__What to do__: From the entries below, work out the number of lines that hold the word "NAIROBI", and give that number alone.

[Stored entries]
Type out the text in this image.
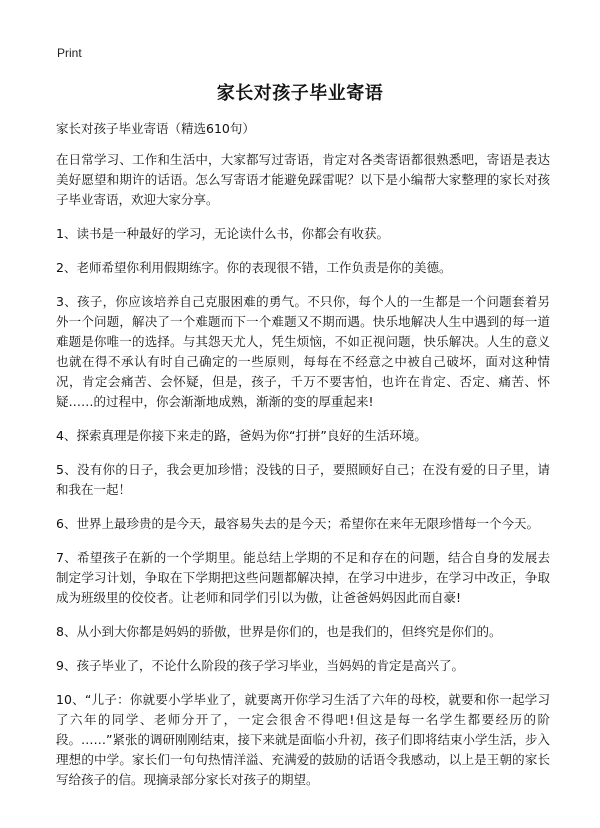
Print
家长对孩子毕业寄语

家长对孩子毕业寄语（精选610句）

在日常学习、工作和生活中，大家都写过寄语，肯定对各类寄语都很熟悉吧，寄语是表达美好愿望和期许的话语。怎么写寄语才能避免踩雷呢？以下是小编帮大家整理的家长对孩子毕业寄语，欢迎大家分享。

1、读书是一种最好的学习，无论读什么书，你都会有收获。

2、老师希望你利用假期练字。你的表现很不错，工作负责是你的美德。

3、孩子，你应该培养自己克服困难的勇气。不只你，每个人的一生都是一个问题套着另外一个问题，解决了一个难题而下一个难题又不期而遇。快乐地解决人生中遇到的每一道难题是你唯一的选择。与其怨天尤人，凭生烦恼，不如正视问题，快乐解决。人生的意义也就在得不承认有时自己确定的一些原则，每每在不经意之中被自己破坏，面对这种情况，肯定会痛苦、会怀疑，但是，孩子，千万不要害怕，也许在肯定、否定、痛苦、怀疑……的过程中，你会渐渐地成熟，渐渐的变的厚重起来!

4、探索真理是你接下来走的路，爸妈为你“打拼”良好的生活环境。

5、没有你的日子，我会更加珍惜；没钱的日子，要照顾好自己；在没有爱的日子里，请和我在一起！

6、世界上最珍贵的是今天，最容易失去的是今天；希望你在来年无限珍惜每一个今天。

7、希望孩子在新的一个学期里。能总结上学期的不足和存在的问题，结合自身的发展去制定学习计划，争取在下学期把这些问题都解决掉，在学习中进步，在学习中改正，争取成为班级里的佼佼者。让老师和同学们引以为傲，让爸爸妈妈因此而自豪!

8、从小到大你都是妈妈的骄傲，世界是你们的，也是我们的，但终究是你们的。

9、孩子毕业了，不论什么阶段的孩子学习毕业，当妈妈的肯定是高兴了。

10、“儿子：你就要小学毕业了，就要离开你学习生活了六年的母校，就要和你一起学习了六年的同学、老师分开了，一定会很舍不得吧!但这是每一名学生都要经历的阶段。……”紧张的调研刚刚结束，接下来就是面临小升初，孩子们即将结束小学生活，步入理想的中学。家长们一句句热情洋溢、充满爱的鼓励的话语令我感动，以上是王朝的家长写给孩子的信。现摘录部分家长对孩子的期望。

...

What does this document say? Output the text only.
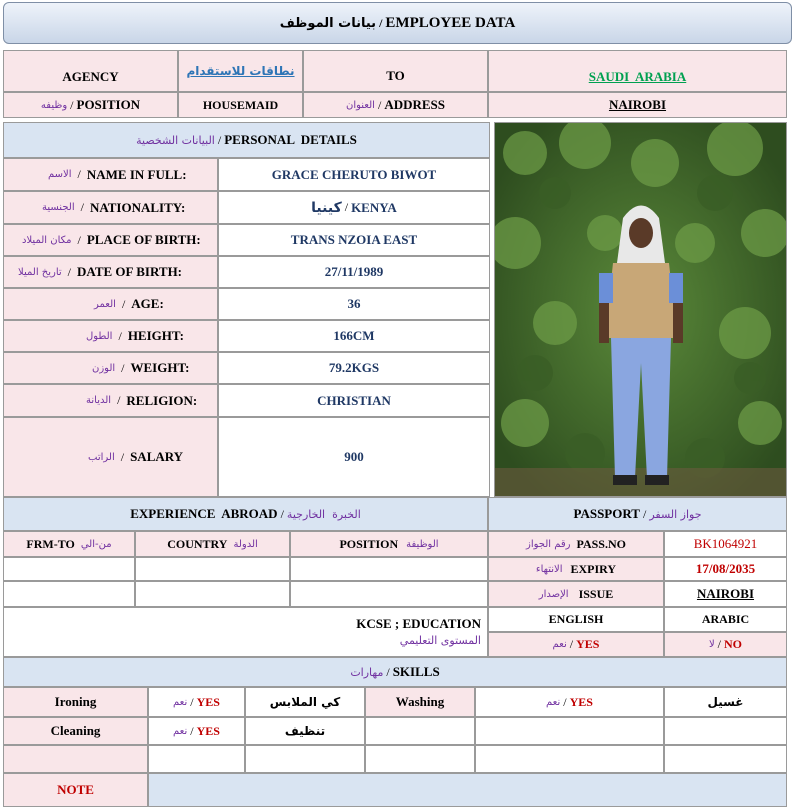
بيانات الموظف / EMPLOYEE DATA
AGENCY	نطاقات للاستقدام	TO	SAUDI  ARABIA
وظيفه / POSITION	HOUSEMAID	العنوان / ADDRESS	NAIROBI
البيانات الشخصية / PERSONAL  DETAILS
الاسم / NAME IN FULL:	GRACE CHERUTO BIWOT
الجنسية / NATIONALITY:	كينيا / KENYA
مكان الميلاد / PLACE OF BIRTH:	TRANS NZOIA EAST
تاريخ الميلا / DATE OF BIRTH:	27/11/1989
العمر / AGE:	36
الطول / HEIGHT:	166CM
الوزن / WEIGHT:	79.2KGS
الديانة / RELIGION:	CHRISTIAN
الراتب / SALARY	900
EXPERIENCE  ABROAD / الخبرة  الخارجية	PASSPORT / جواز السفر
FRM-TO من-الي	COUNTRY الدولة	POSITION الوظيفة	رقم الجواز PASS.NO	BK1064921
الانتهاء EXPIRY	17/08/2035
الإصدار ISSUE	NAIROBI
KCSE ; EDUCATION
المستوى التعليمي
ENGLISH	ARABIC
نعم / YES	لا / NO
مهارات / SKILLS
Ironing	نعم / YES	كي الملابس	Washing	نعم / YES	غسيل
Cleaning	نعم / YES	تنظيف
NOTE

__Written response__: 2